___ Quoted text

Looking over the rounded ridges and craggy peaks bearing fire scars from decades ago and now draped in huckleberries and mountain ash, I could sense the presence of grizzlies. Just knowing they are out there gave me an incredible feeling of wildness – a feeling that there are parts of this vast continent still resembling what it was like before Lewis and Clark, David Thompson, and convoys of wagon trains traversed it. These are hallowed grounds—a landscape retaining one of its wildest and rarest components—a landscape that looks and feels like it has dodged the crowded and hurried modern era. And it is a threatened landscape—a shrinking part of our natural heritage.

Maybe that’s why I support reintroducing grizzlies to the greater North Cascades ecosystem. While this ecosystem consists of some of the largest tracts of undisturbed wildlife habitat remaining in the Lower 48, a few of its key components are struggling to survive. One of only five areas in the Continental US that still supports grizzly bears, the North Cascades population consists of only a handful of individuals. The National Park Service announced this summer a three-year process to assess impacts and a range of alternatives to determine whether grizzly bears should be restored here. The U.S. Forest Service and the Washington Department of Fish and Wildlife will be cooperating agencies in this study. Bellingham-based Conservation Northwest has been a lead supporter for decades for restoring grizzlies to the North Cascades, and they continue to support outreach programs educating the public about these beautiful creatures.

______

- _Tasks for this exercise_
(1) Condense the paragraph in the grizzly passage that begins "Maybe that's why I support" into a short bulleted list that keeps its main facts.
(2) According to the grizzly passage, which two agencies are cooperating with the National Park Service on its study?
(3) Copy from the grizzly passage word for word, beginning at the words "Looking over the" and ending after the words "our natural heritage.".

___ Material shown

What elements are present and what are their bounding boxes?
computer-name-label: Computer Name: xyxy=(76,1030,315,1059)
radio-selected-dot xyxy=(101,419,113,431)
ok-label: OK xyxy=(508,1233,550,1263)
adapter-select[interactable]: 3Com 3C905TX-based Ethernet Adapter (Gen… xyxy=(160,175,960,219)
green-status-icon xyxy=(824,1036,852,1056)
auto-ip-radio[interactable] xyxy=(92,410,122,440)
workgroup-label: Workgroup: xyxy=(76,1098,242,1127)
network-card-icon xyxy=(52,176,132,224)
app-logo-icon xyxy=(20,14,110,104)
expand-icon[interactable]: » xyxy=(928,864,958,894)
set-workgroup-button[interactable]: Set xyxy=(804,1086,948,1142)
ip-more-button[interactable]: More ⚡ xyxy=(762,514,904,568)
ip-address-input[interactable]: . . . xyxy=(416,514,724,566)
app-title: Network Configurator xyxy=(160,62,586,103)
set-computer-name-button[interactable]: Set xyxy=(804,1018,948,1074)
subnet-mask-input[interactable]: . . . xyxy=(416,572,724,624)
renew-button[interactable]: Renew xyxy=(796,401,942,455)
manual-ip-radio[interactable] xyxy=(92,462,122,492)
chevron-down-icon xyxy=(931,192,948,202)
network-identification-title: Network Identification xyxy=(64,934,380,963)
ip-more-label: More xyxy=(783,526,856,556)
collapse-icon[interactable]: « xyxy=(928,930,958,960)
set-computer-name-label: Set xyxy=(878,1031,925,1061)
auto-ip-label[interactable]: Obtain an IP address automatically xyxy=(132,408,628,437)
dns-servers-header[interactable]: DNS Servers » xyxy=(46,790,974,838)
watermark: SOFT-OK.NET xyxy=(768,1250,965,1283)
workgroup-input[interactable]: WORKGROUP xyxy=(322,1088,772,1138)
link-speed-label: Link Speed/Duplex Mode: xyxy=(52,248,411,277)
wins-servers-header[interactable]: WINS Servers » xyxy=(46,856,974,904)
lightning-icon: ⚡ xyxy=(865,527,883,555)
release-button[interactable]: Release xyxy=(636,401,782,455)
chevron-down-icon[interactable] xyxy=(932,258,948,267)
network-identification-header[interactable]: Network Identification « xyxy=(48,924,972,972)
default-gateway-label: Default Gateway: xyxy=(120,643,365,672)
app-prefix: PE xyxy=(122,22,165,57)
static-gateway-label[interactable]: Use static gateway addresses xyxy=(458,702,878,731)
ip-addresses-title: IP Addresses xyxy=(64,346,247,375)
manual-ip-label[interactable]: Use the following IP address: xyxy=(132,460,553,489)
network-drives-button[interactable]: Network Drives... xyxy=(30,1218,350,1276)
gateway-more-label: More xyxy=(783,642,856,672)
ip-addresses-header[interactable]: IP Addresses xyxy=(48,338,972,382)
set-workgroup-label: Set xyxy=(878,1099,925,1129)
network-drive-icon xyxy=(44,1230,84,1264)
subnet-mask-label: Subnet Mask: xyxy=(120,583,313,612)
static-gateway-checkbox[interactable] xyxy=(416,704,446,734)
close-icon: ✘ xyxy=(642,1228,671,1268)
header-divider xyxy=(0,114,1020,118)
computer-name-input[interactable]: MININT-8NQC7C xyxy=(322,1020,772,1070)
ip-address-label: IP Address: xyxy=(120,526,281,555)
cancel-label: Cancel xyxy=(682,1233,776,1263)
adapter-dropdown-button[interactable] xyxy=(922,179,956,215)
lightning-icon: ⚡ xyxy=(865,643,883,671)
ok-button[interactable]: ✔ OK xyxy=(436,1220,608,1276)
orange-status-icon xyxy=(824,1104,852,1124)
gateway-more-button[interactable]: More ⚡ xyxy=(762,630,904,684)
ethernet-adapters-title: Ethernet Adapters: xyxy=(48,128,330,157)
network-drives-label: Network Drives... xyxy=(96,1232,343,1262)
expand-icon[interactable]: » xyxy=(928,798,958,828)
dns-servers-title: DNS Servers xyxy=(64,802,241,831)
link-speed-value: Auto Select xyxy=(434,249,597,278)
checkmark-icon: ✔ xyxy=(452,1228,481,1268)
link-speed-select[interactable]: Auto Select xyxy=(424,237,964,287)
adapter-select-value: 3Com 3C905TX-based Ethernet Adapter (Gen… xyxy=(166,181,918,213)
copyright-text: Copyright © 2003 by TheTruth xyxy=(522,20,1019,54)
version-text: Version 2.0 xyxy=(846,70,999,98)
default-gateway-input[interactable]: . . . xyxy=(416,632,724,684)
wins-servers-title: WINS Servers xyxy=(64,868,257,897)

______

- _Per-task outputs_
(1)
- The writer supports reintroducing grizzlies to the greater North Cascades ecosystem.
- The ecosystem has some of the largest tracts of undisturbed wildlife habitat left in the Lower 48, but a few key components are struggling to survive.
- It is one of only five areas in the Continental US that still supports grizzly bears, and its population is only a handful of individuals.
- This summer the National Park Service announced a three-year process to assess impacts and alternatives and to decide whether grizzlies should be restored there.
- The U.S. Forest Service and the Washington Department of Fish and Wildlife are cooperating agencies in the study.
- Bellingham-based Conservation Northwest has been a lead supporter of grizzly restoration for decades and backs public outreach programs about the bears.

(2) The U.S. Forest Service and the Washington Department of Fish and Wildlife.

(3)
Looking over the rounded ridges and craggy peaks bearing fire scars from decades ago and now draped in huckleberries and mountain ash, I could sense the presence of grizzlies. Just knowing they are out there gave me an incredible feeling of wildness – a feeling that there are parts of this vast continent still resembling what it was like before Lewis and Clark, David Thompson, and convoys of wagon trains traversed it. These are hallowed grounds—a landscape retaining one of its wildest and rarest components—a landscape that looks and feels like it has dodged the crowded and hurried modern era. And it is a threatened landscape—a shrinking part of our natural heritage.